> [What is asked]:
Copy out each line of the material in which the word "CRISTAL" appears.

> [Given data]:
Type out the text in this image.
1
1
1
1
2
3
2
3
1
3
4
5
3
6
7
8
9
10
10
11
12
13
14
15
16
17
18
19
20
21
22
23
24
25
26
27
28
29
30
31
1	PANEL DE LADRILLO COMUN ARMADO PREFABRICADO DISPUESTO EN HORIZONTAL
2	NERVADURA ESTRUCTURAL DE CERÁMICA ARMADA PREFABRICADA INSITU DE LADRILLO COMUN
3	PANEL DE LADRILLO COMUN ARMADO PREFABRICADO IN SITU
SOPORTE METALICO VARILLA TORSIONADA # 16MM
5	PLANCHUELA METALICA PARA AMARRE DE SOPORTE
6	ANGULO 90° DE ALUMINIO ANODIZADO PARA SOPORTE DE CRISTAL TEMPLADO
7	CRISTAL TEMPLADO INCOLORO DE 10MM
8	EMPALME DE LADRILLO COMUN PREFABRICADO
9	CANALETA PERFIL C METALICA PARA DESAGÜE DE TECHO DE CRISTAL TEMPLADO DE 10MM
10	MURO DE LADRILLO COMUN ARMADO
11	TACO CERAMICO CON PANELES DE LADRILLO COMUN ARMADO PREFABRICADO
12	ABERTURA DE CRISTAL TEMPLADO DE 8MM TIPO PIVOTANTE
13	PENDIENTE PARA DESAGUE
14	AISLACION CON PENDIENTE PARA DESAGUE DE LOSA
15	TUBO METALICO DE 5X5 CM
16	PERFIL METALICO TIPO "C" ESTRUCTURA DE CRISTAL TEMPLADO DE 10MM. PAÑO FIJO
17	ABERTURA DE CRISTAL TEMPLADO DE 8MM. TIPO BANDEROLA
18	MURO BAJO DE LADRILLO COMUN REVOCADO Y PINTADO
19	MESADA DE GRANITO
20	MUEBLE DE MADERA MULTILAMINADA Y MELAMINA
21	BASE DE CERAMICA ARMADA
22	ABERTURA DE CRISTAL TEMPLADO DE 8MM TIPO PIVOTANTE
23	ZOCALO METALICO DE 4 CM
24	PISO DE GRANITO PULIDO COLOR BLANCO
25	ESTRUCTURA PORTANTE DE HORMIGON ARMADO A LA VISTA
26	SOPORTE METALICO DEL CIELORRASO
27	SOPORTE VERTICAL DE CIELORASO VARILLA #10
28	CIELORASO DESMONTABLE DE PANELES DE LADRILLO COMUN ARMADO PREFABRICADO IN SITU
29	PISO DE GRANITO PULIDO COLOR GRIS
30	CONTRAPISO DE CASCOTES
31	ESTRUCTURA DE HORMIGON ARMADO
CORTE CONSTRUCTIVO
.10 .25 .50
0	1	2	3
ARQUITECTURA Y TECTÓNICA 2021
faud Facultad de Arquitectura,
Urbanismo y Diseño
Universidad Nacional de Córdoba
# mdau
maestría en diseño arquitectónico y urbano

> [Task solution]:
6	ANGULO 90° DE ALUMINIO ANODIZADO PARA SOPORTE DE CRISTAL TEMPLADO
7	CRISTAL TEMPLADO INCOLORO DE 10MM
9	CANALETA PERFIL C METALICA PARA DESAGÜE DE TECHO DE CRISTAL TEMPLADO DE 10MM
12	ABERTURA DE CRISTAL TEMPLADO DE 8MM TIPO PIVOTANTE
16	PERFIL METALICO TIPO "C" ESTRUCTURA DE CRISTAL TEMPLADO DE 10MM. PAÑO FIJO
17	ABERTURA DE CRISTAL TEMPLADO DE 8MM. TIPO BANDEROLA
22	ABERTURA DE CRISTAL TEMPLADO DE 8MM TIPO PIVOTANTE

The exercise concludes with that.